▸ Exercise objective
Rewrite all of the records with "Borough" changed to "District" wherever it appears, leaving everything else the same.

[Collection entries]
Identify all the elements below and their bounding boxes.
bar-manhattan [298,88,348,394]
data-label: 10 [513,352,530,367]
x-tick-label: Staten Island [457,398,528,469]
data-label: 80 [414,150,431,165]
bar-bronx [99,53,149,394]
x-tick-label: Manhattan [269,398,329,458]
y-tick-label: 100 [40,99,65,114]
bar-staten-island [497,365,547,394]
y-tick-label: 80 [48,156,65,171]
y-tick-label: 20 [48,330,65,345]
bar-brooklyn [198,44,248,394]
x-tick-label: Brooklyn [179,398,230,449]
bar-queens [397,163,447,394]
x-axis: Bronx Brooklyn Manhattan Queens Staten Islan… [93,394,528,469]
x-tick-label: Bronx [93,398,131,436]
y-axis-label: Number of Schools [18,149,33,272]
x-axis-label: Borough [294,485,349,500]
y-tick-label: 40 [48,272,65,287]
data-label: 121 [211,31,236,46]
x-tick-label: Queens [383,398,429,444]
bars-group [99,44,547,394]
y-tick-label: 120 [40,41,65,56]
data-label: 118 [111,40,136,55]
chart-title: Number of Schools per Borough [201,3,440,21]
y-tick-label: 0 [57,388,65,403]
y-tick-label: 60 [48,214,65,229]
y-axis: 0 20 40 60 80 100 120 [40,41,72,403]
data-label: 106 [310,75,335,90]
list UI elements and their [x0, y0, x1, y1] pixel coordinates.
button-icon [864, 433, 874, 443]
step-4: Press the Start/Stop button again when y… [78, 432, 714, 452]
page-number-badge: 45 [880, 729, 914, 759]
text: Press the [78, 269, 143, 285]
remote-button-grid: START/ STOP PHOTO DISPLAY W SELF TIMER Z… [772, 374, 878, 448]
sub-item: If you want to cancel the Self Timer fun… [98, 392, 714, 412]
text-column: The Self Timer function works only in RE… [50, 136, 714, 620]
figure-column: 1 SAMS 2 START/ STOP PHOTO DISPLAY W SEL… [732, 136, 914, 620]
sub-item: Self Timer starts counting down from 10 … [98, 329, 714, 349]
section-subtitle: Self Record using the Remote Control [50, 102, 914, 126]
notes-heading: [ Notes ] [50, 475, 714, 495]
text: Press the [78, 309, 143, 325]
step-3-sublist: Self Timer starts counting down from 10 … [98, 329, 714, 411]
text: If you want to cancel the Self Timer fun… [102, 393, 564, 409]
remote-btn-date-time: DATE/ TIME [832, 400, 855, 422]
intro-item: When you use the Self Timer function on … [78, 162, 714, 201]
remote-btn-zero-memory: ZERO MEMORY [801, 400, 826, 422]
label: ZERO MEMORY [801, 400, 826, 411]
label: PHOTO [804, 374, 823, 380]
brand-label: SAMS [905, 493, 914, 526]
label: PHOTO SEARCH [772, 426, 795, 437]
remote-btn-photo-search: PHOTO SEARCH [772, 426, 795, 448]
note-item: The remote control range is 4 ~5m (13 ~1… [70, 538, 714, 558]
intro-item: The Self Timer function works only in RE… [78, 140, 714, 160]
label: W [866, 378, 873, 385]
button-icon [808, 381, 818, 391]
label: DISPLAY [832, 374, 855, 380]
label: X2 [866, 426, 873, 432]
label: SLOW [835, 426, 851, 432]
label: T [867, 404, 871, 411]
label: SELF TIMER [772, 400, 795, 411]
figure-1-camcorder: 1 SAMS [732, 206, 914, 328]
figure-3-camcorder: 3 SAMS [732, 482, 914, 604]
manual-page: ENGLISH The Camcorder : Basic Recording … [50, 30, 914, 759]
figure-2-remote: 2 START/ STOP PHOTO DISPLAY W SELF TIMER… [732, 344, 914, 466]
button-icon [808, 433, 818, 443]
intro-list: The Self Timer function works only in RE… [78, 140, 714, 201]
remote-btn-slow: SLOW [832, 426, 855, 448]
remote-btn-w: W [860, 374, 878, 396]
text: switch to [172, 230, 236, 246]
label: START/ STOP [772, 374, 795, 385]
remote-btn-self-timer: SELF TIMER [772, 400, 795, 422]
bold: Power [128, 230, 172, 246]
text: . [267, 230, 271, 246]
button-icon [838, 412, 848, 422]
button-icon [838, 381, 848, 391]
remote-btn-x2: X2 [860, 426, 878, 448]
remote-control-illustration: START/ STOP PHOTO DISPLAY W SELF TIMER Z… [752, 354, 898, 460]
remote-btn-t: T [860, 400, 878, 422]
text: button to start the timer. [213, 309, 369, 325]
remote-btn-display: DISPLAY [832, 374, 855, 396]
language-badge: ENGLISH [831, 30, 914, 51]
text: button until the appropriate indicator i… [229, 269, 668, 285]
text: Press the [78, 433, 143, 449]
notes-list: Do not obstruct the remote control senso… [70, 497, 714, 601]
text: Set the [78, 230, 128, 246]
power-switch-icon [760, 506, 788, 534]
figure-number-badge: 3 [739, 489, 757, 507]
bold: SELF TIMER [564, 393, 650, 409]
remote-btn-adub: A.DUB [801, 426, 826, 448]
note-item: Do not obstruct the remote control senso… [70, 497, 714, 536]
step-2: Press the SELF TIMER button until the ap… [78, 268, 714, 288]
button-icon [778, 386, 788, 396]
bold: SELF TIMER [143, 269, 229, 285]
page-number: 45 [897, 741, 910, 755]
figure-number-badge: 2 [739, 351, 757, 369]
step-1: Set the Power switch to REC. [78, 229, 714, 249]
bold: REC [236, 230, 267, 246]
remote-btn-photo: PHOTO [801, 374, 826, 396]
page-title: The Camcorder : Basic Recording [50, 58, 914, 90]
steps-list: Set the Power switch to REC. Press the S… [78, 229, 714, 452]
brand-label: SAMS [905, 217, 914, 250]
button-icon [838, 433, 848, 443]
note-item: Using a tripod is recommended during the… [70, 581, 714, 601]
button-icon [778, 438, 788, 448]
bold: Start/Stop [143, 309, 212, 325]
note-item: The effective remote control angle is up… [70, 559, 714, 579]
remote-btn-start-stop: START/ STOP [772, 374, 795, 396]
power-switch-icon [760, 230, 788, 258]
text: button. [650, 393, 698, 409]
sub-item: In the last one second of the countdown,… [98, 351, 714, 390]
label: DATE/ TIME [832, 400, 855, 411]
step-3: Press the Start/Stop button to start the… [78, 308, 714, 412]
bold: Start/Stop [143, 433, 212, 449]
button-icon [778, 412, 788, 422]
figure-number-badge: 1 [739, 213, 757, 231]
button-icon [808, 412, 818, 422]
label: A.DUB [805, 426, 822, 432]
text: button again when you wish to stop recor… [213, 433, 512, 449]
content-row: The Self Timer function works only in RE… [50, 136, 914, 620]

▸ Finished exercise
Identify all the elements below and their bounding boxes.
bar-manhattan [298,88,348,394]
data-label: 10 [513,352,530,367]
x-tick-label: Staten Island [457,398,528,469]
data-label: 80 [414,150,431,165]
bar-bronx [99,53,149,394]
x-tick-label: Manhattan [269,398,329,458]
y-tick-label: 100 [40,99,65,114]
bar-staten-island [497,365,547,394]
y-tick-label: 80 [48,156,65,171]
y-tick-label: 20 [48,330,65,345]
bar-brooklyn [198,44,248,394]
x-tick-label: Brooklyn [179,398,230,449]
bar-queens [397,163,447,394]
x-axis: Bronx Brooklyn Manhattan Queens Staten Islan… [93,394,528,469]
x-tick-label: Bronx [93,398,131,436]
y-axis-label: Number of Schools [18,149,33,272]
x-axis-label: District [294,485,349,500]
y-tick-label: 40 [48,272,65,287]
data-label: 121 [211,31,236,46]
x-tick-label: Queens [383,398,429,444]
bars-group [99,44,547,394]
y-tick-label: 120 [40,41,65,56]
data-label: 118 [111,40,136,55]
chart-title: Number of Schools per District [201,3,440,21]
y-tick-label: 0 [57,388,65,403]
y-tick-label: 60 [48,214,65,229]
y-axis: 0 20 40 60 80 100 120 [40,41,72,403]
data-label: 106 [310,75,335,90]
list UI elements and their [x0, y0, x1, y1] pixel coordinates.
button-icon [864, 433, 874, 443]
step-4: Press the Start/Stop button again when y… [78, 432, 714, 452]
page-number-badge: 45 [880, 729, 914, 759]
text: Press the [78, 269, 143, 285]
remote-button-grid: START/ STOP PHOTO DISPLAY W SELF TIMER Z… [772, 374, 878, 448]
sub-item: If you want to cancel the Self Timer fun… [98, 392, 714, 412]
text-column: The Self Timer function works only in RE… [50, 136, 714, 620]
figure-column: 1 SAMS 2 START/ STOP PHOTO DISPLAY W SEL… [732, 136, 914, 620]
sub-item: Self Timer starts counting down from 10 … [98, 329, 714, 349]
section-subtitle: Self Record using the Remote Control [50, 102, 914, 126]
notes-heading: [ Notes ] [50, 475, 714, 495]
text: Press the [78, 309, 143, 325]
step-3-sublist: Self Timer starts counting down from 10 … [98, 329, 714, 411]
text: If you want to cancel the Self Timer fun… [102, 393, 564, 409]
remote-btn-date-time: DATE/ TIME [832, 400, 855, 422]
intro-item: When you use the Self Timer function on … [78, 162, 714, 201]
remote-btn-zero-memory: ZERO MEMORY [801, 400, 826, 422]
label: ZERO MEMORY [801, 400, 826, 411]
label: PHOTO [804, 374, 823, 380]
brand-label: SAMS [905, 493, 914, 526]
label: PHOTO SEARCH [772, 426, 795, 437]
remote-btn-photo-search: PHOTO SEARCH [772, 426, 795, 448]
note-item: The remote control range is 4 ~5m (13 ~1… [70, 538, 714, 558]
intro-item: The Self Timer function works only in RE… [78, 140, 714, 160]
label: W [866, 378, 873, 385]
button-icon [808, 381, 818, 391]
label: DISPLAY [832, 374, 855, 380]
label: X2 [866, 426, 873, 432]
label: SLOW [835, 426, 851, 432]
label: T [867, 404, 871, 411]
label: SELF TIMER [772, 400, 795, 411]
figure-1-camcorder: 1 SAMS [732, 206, 914, 328]
figure-3-camcorder: 3 SAMS [732, 482, 914, 604]
manual-page: ENGLISH The Camcorder : Basic Recording … [50, 30, 914, 759]
figure-2-remote: 2 START/ STOP PHOTO DISPLAY W SELF TIMER… [732, 344, 914, 466]
button-icon [808, 433, 818, 443]
intro-list: The Self Timer function works only in RE… [78, 140, 714, 201]
remote-btn-slow: SLOW [832, 426, 855, 448]
remote-btn-w: W [860, 374, 878, 396]
text: switch to [172, 230, 236, 246]
label: START/ STOP [772, 374, 795, 385]
remote-btn-self-timer: SELF TIMER [772, 400, 795, 422]
bold: Power [128, 230, 172, 246]
text: . [267, 230, 271, 246]
button-icon [838, 412, 848, 422]
button-icon [838, 381, 848, 391]
remote-btn-x2: X2 [860, 426, 878, 448]
remote-control-illustration: START/ STOP PHOTO DISPLAY W SELF TIMER Z… [752, 354, 898, 460]
remote-btn-t: T [860, 400, 878, 422]
text: button to start the timer. [213, 309, 369, 325]
remote-btn-display: DISPLAY [832, 374, 855, 396]
language-badge: ENGLISH [831, 30, 914, 51]
text: button until the appropriate indicator i… [229, 269, 668, 285]
text: Press the [78, 433, 143, 449]
notes-list: Do not obstruct the remote control senso… [70, 497, 714, 601]
text: Set the [78, 230, 128, 246]
power-switch-icon [760, 506, 788, 534]
figure-number-badge: 3 [739, 489, 757, 507]
bold: SELF TIMER [564, 393, 650, 409]
remote-btn-adub: A.DUB [801, 426, 826, 448]
note-item: Do not obstruct the remote control senso… [70, 497, 714, 536]
step-2: Press the SELF TIMER button until the ap… [78, 268, 714, 288]
button-icon [778, 386, 788, 396]
bold: SELF TIMER [143, 269, 229, 285]
page-number: 45 [897, 741, 910, 755]
figure-number-badge: 2 [739, 351, 757, 369]
step-1: Set the Power switch to REC. [78, 229, 714, 249]
bold: REC [236, 230, 267, 246]
remote-btn-photo: PHOTO [801, 374, 826, 396]
page-title: The Camcorder : Basic Recording [50, 58, 914, 90]
steps-list: Set the Power switch to REC. Press the S… [78, 229, 714, 452]
brand-label: SAMS [905, 217, 914, 250]
button-icon [838, 433, 848, 443]
note-item: Using a tripod is recommended during the… [70, 581, 714, 601]
button-icon [778, 438, 788, 448]
bold: Start/Stop [143, 309, 212, 325]
note-item: The effective remote control angle is up… [70, 559, 714, 579]
remote-btn-start-stop: START/ STOP [772, 374, 795, 396]
power-switch-icon [760, 230, 788, 258]
text: button. [650, 393, 698, 409]
sub-item: In the last one second of the countdown,… [98, 351, 714, 390]
label: DATE/ TIME [832, 400, 855, 411]
step-3: Press the Start/Stop button to start the… [78, 308, 714, 412]
bold: Start/Stop [143, 433, 212, 449]
button-icon [778, 412, 788, 422]
figure-number-badge: 1 [739, 213, 757, 231]
button-icon [808, 412, 818, 422]
label: A.DUB [805, 426, 822, 432]
text: button again when you wish to stop recor… [213, 433, 512, 449]
content-row: The Self Timer function works only in RE… [50, 136, 914, 620]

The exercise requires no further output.